• [YOUR OBJECTIVE]
All of the entries must be reproduced exactly, with no images carried over.

• [MATERIAL FOR THIS TASK]
******************************
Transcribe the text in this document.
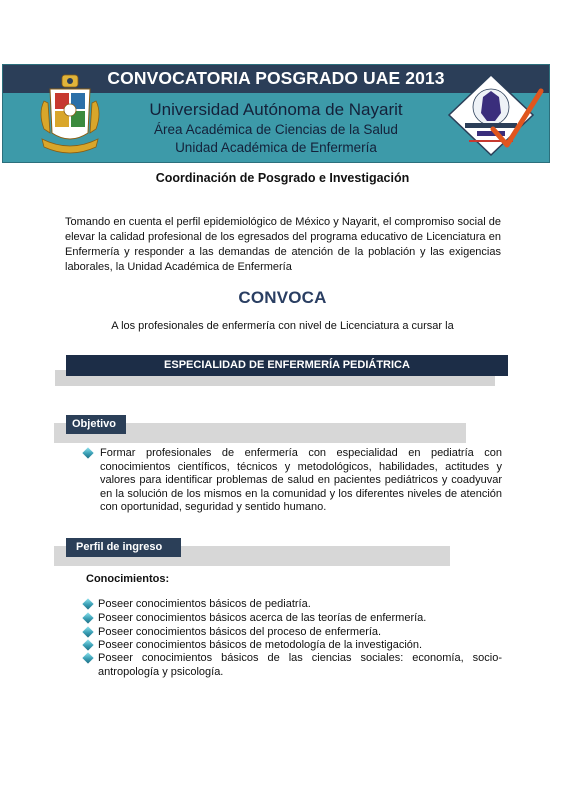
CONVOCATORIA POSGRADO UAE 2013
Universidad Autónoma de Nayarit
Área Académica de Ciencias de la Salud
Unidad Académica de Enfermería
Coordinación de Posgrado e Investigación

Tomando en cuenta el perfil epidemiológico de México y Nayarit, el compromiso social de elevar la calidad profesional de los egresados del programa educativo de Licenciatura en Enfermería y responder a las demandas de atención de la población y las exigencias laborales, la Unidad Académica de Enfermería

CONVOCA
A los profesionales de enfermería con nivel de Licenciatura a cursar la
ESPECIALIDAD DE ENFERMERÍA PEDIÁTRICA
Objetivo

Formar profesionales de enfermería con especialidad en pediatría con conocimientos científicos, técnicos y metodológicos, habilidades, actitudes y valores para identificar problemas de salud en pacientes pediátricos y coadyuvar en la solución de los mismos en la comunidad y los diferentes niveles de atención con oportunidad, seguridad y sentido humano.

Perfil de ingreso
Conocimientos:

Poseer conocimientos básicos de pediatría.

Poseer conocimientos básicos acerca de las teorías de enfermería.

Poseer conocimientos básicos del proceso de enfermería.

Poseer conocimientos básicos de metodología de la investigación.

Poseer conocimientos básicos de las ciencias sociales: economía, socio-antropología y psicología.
******************************
• [EXPECTED ANSWER]
Transcribe the text in this document.
CONVOCATORIA POSGRADO UAE 2013
Universidad Autónoma de Nayarit
Área Académica de Ciencias de la Salud
Unidad Académica de Enfermería
Coordinación de Posgrado e Investigación

Tomando en cuenta el perfil epidemiológico de México y Nayarit, el compromiso social de elevar la calidad profesional de los egresados del programa educativo de Licenciatura en Enfermería y responder a las demandas de atención de la población y las exigencias laborales, la Unidad Académica de Enfermería

CONVOCA
A los profesionales de enfermería con nivel de Licenciatura a cursar la
ESPECIALIDAD DE ENFERMERÍA PEDIÁTRICA
Objetivo

Formar profesionales de enfermería con especialidad en pediatría con conocimientos científicos, técnicos y metodológicos, habilidades, actitudes y valores para identificar problemas de salud en pacientes pediátricos y coadyuvar en la solución de los mismos en la comunidad y los diferentes niveles de atención con oportunidad, seguridad y sentido humano.

Perfil de ingreso
Conocimientos:

Poseer conocimientos básicos de pediatría.

Poseer conocimientos básicos acerca de las teorías de enfermería.

Poseer conocimientos básicos del proceso de enfermería.

Poseer conocimientos básicos de metodología de la investigación.

Poseer conocimientos básicos de las ciencias sociales: economía, socio-antropología y psicología.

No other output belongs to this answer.